-- MATERIAL FOR THIS TASK start --

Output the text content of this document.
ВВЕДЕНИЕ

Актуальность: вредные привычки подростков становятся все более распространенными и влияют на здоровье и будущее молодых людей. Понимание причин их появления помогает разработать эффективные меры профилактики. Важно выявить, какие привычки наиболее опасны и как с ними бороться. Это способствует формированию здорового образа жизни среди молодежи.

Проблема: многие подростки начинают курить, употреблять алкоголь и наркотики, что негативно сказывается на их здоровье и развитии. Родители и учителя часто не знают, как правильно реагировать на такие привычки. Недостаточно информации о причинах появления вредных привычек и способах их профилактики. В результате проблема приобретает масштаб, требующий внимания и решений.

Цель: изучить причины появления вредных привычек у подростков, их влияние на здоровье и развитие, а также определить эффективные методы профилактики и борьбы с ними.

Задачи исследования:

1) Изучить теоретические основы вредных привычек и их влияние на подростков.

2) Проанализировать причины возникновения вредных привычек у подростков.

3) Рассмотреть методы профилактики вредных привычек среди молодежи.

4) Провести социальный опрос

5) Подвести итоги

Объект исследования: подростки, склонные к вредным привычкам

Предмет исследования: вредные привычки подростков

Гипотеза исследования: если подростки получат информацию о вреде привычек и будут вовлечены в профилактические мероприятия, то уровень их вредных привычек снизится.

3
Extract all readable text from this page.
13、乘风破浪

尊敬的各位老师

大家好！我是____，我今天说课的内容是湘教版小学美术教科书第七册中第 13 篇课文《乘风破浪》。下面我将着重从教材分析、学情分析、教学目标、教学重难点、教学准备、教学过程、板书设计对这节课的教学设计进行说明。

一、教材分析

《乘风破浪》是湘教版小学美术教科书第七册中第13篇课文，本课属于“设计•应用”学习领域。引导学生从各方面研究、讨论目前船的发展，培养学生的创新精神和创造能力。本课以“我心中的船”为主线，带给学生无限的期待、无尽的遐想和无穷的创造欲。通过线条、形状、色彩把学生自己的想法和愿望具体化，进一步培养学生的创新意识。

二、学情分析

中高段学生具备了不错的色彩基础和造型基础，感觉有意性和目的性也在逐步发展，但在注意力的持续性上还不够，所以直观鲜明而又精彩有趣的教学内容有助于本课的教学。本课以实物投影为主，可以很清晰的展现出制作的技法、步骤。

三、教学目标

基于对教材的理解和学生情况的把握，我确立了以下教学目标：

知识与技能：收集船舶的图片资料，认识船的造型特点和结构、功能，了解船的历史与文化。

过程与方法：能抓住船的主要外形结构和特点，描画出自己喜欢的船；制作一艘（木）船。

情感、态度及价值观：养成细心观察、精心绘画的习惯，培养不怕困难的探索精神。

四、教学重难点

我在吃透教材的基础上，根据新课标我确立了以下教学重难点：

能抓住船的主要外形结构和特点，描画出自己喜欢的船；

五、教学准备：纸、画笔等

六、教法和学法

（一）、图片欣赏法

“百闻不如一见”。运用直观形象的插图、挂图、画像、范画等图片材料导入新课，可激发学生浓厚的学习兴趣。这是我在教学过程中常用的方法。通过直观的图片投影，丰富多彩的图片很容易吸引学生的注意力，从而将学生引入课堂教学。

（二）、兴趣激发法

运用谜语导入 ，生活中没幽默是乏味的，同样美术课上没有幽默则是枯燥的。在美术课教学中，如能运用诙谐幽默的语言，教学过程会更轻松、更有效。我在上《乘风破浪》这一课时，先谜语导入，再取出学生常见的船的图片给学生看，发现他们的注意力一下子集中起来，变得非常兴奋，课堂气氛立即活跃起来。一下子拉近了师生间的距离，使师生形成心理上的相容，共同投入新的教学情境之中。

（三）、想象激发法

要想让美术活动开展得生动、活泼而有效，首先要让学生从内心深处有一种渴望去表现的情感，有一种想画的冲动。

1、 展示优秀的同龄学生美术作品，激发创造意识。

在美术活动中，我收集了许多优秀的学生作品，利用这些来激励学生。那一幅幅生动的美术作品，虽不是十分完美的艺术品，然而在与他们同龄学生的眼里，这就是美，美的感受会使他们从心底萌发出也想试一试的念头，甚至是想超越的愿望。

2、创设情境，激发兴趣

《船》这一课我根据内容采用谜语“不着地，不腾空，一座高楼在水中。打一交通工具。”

-- MATERIAL FOR THIS TASK end --

- **AIM OF THE EXERCISE**:
Return the whole listing exactly.

- **WORKED SOLUTION**:
Output the text content of this document.
ВВЕДЕНИЕ

Актуальность: вредные привычки подростков становятся все более распространенными и влияют на здоровье и будущее молодых людей. Понимание причин их появления помогает разработать эффективные меры профилактики. Важно выявить, какие привычки наиболее опасны и как с ними бороться. Это способствует формированию здорового образа жизни среди молодежи.

Проблема: многие подростки начинают курить, употреблять алкоголь и наркотики, что негативно сказывается на их здоровье и развитии. Родители и учителя часто не знают, как правильно реагировать на такие привычки. Недостаточно информации о причинах появления вредных привычек и способах их профилактики. В результате проблема приобретает масштаб, требующий внимания и решений.

Цель: изучить причины появления вредных привычек у подростков, их влияние на здоровье и развитие, а также определить эффективные методы профилактики и борьбы с ними.

Задачи исследования:

1) Изучить теоретические основы вредных привычек и их влияние на подростков.

2) Проанализировать причины возникновения вредных привычек у подростков.

3) Рассмотреть методы профилактики вредных привычек среди молодежи.

4) Провести социальный опрос

5) Подвести итоги

Объект исследования: подростки, склонные к вредным привычкам

Предмет исследования: вредные привычки подростков

Гипотеза исследования: если подростки получат информацию о вреде привычек и будут вовлечены в профилактические мероприятия, то уровень их вредных привычек снизится.

3
Extract all readable text from this page.
13、乘风破浪

尊敬的各位老师

大家好！我是____，我今天说课的内容是湘教版小学美术教科书第七册中第 13 篇课文《乘风破浪》。下面我将着重从教材分析、学情分析、教学目标、教学重难点、教学准备、教学过程、板书设计对这节课的教学设计进行说明。

一、教材分析

《乘风破浪》是湘教版小学美术教科书第七册中第13篇课文，本课属于“设计•应用”学习领域。引导学生从各方面研究、讨论目前船的发展，培养学生的创新精神和创造能力。本课以“我心中的船”为主线，带给学生无限的期待、无尽的遐想和无穷的创造欲。通过线条、形状、色彩把学生自己的想法和愿望具体化，进一步培养学生的创新意识。

二、学情分析

中高段学生具备了不错的色彩基础和造型基础，感觉有意性和目的性也在逐步发展，但在注意力的持续性上还不够，所以直观鲜明而又精彩有趣的教学内容有助于本课的教学。本课以实物投影为主，可以很清晰的展现出制作的技法、步骤。

三、教学目标

基于对教材的理解和学生情况的把握，我确立了以下教学目标：

知识与技能：收集船舶的图片资料，认识船的造型特点和结构、功能，了解船的历史与文化。

过程与方法：能抓住船的主要外形结构和特点，描画出自己喜欢的船；制作一艘（木）船。

情感、态度及价值观：养成细心观察、精心绘画的习惯，培养不怕困难的探索精神。

四、教学重难点

我在吃透教材的基础上，根据新课标我确立了以下教学重难点：

能抓住船的主要外形结构和特点，描画出自己喜欢的船；

五、教学准备：纸、画笔等

六、教法和学法

（一）、图片欣赏法

“百闻不如一见”。运用直观形象的插图、挂图、画像、范画等图片材料导入新课，可激发学生浓厚的学习兴趣。这是我在教学过程中常用的方法。通过直观的图片投影，丰富多彩的图片很容易吸引学生的注意力，从而将学生引入课堂教学。

（二）、兴趣激发法

运用谜语导入 ，生活中没幽默是乏味的，同样美术课上没有幽默则是枯燥的。在美术课教学中，如能运用诙谐幽默的语言，教学过程会更轻松、更有效。我在上《乘风破浪》这一课时，先谜语导入，再取出学生常见的船的图片给学生看，发现他们的注意力一下子集中起来，变得非常兴奋，课堂气氛立即活跃起来。一下子拉近了师生间的距离，使师生形成心理上的相容，共同投入新的教学情境之中。

（三）、想象激发法

要想让美术活动开展得生动、活泼而有效，首先要让学生从内心深处有一种渴望去表现的情感，有一种想画的冲动。

1、 展示优秀的同龄学生美术作品，激发创造意识。

在美术活动中，我收集了许多优秀的学生作品，利用这些来激励学生。那一幅幅生动的美术作品，虽不是十分完美的艺术品，然而在与他们同龄学生的眼里，这就是美，美的感受会使他们从心底萌发出也想试一试的念头，甚至是想超越的愿望。

2、创设情境，激发兴趣

《船》这一课我根据内容采用谜语“不着地，不腾空，一座高楼在水中。打一交通工具。”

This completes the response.